Written problem:
Find each line containing the string "生产安全事故汇报和调查处理条例". Copy it.

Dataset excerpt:
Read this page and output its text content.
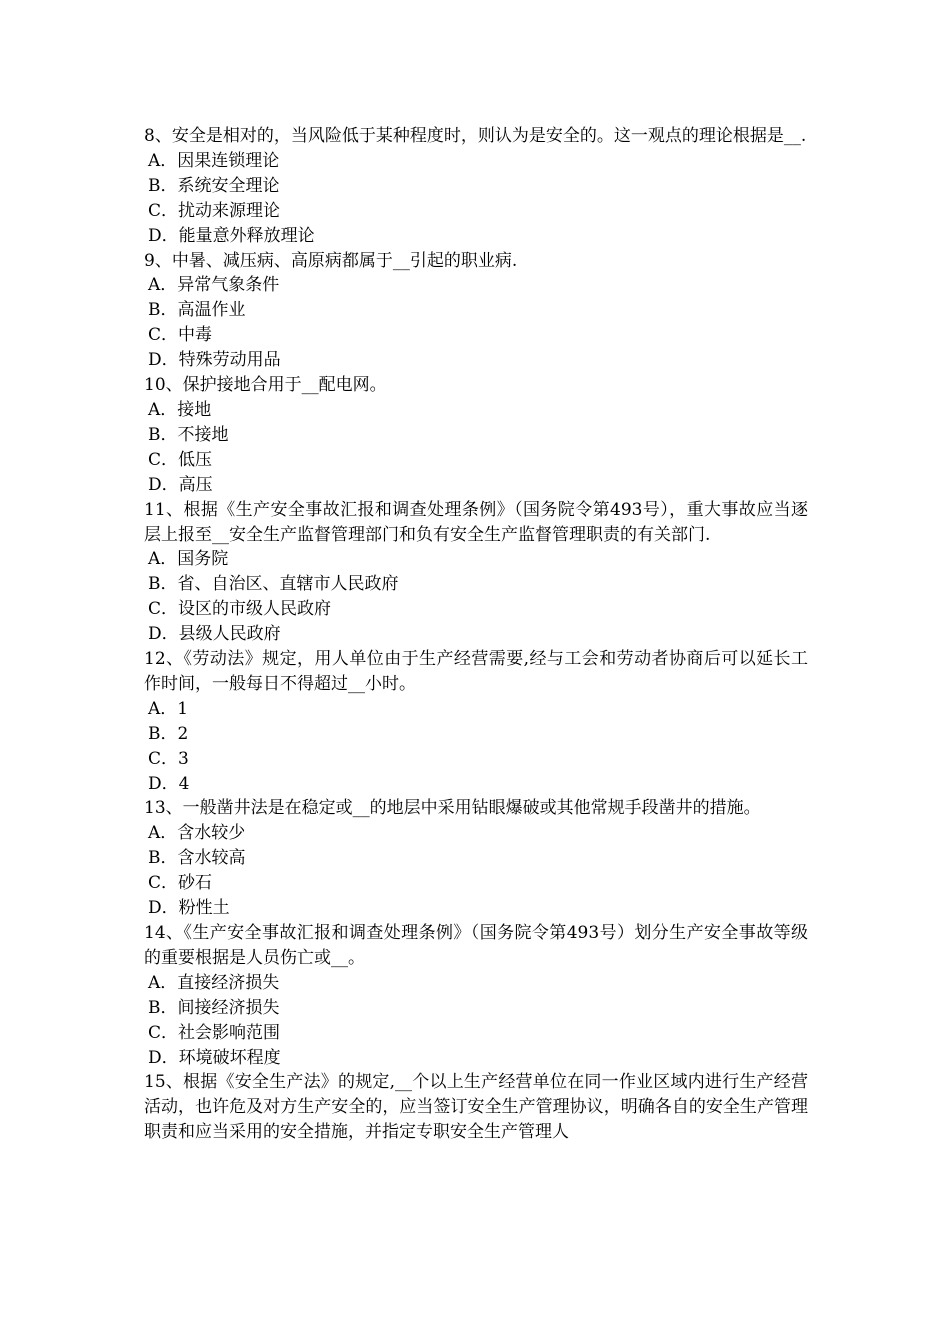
8、安全是相对的，当风险低于某种程度时，则认为是安全的。这一观点的理论根据是__.
A．因果连锁理论
B．系统安全理论
C．扰动来源理论
D．能量意外释放理论
9、中暑、减压病、高原病都属于__引起的职业病.
A．异常气象条件
B．高温作业
C．中毒
D．特殊劳动用品
10、保护接地合用于__配电网。
A．接地
B．不接地
C．低压
D．高压
11、根据《生产安全事故汇报和调查处理条例》（国务院令第493号），重大事故应当逐层上报至__安全生产监督管理部门和负有安全生产监督管理职责的有关部门.
A．国务院
B．省、自治区、直辖市人民政府
C．设区的市级人民政府
D．县级人民政府
12、《劳动法》规定，用人单位由于生产经营需要,经与工会和劳动者协商后可以延长工作时间，一般每日不得超过__小时。
A．1
B．2
C．3
D．4
13、一般凿井法是在稳定或__的地层中采用钻眼爆破或其他常规手段凿井的措施。
A．含水较少
B．含水较高
C．砂石
D．粉性土
14、《生产安全事故汇报和调查处理条例》（国务院令第493号）划分生产安全事故等级的重要根据是人员伤亡或__。
A．直接经济损失
B．间接经济损失
C．社会影响范围
D．环境破坏程度
15、根据《安全生产法》的规定,__个以上生产经营单位在同一作业区域内进行生产经营活动，也许危及对方生产安全的，应当签订安全生产管理协议，明确各自的安全生产管理职责和应当采用的安全措施，并指定专职安全生产管理人
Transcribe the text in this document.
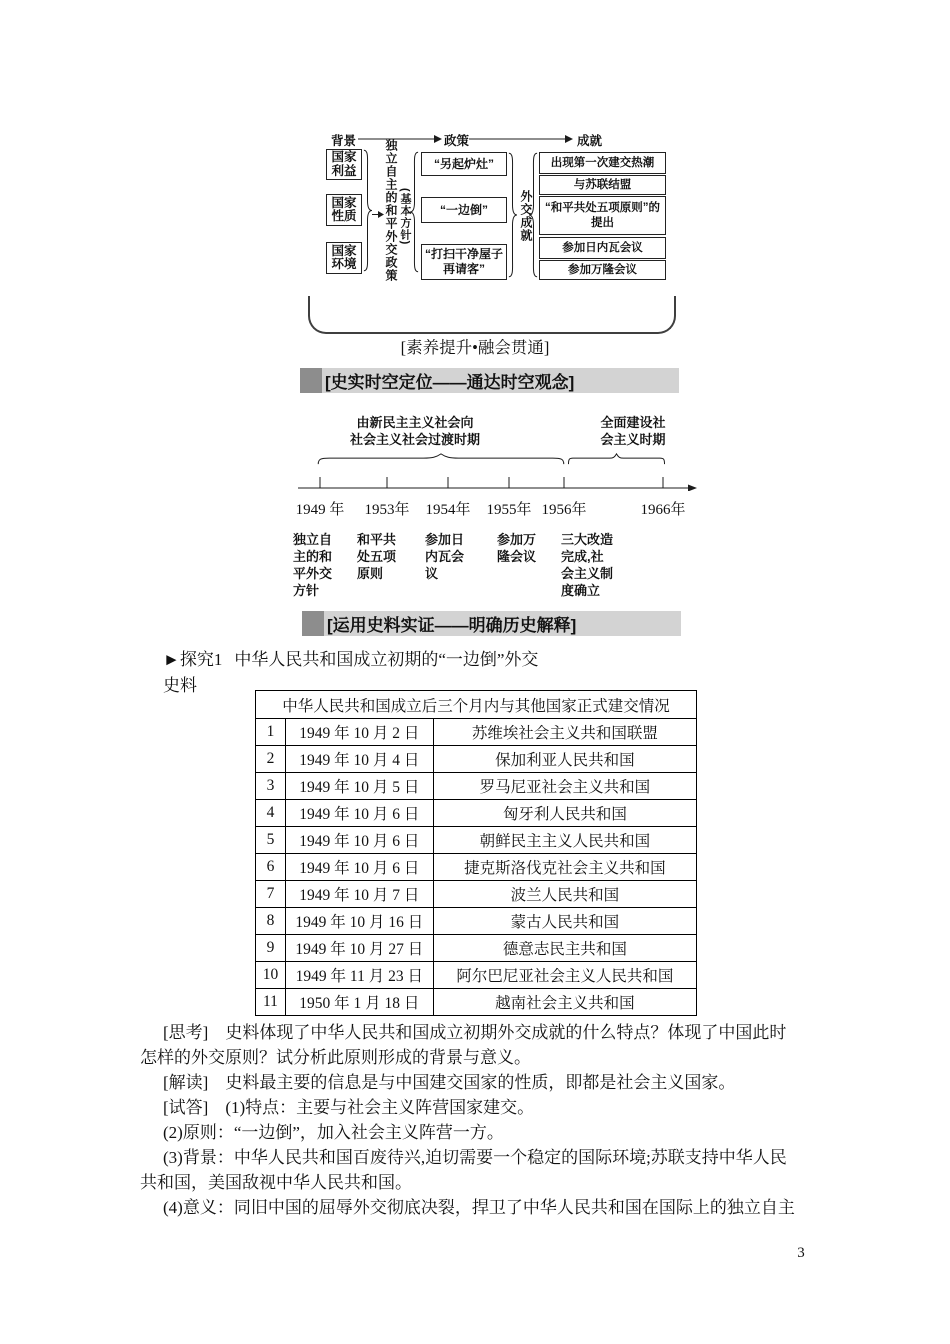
背景	政策	成就
国家利益
国家性质
国家环境	独立自主的和平外交政策 (基本方针)
“另起炉灶”
“一边倒”
“打扫干净屋子再请客”
外交成就
出现第一次建交热潮
与苏联结盟
“和平共处五项原则”的提出
参加日内瓦会议
参加万隆会议
[素养提升•融会贯通]
[史实时空定位——通达时空观念]
由新民主主义社会向
社会主义社会过渡时期
全面建设社
会主义时期
1949 年	1953年	1954年	1955年 1956年	1966年
独立自主的和平外交方针
和平共处五项原则
参加日内瓦会议
参加万隆会议
三大改造完成,社会主义制度确立
[运用史料实证——明确历史解释]
►探究1 中华人民共和国成立初期的“一边倒”外交
史料
中华人民共和国成立后三个月内与其他国家正式建交情况		
1	1949 年 10 月 2 日	苏维埃社会主义共和国联盟
2	1949 年 10 月 4 日	保加利亚人民共和国
3	1949 年 10 月 5 日	罗马尼亚社会主义共和国
4	1949 年 10 月 6 日	匈牙利人民共和国
5	1949 年 10 月 6 日	朝鲜民主主义人民共和国
6	1949 年 10 月 6 日	捷克斯洛伐克社会主义共和国
7	1949 年 10 月 7 日	波兰人民共和国
8	1949 年 10 月 16 日	蒙古人民共和国
9	1949 年 10 月 27 日	德意志民主共和国
10	1949 年 11 月 23 日	阿尔巴尼亚社会主义人民共和国
11	1950 年 1 月 18 日	越南社会主义共和国
[思考]　史料体现了中华人民共和国成立初期外交成就的什么特点？体现了中国此时
怎样的外交原则？试分析此原则形成的背景与意义。
[解读]　史料最主要的信息是与中国建交国家的性质，即都是社会主义国家。
[试答]　(1)特点：主要与社会主义阵营国家建交。
(2)原则：“一边倒”，加入社会主义阵营一方。
(3)背景：中华人民共和国百废待兴,迫切需要一个稳定的国际环境;苏联支持中华人民
共和国，美国敌视中华人民共和国。
(4)意义：同旧中国的屈辱外交彻底决裂，捍卫了中华人民共和国在国际上的独立自主
3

Completed task:
11、根据《生产安全事故汇报和调查处理条例》（国务院令第493号），重大事故应当逐层上报至__安全生产监督管理部门和负有安全生产监督管理职责的有关部门.
14、《生产安全事故汇报和调查处理条例》（国务院令第493号）划分生产安全事故等级的重要根据是人员伤亡或__。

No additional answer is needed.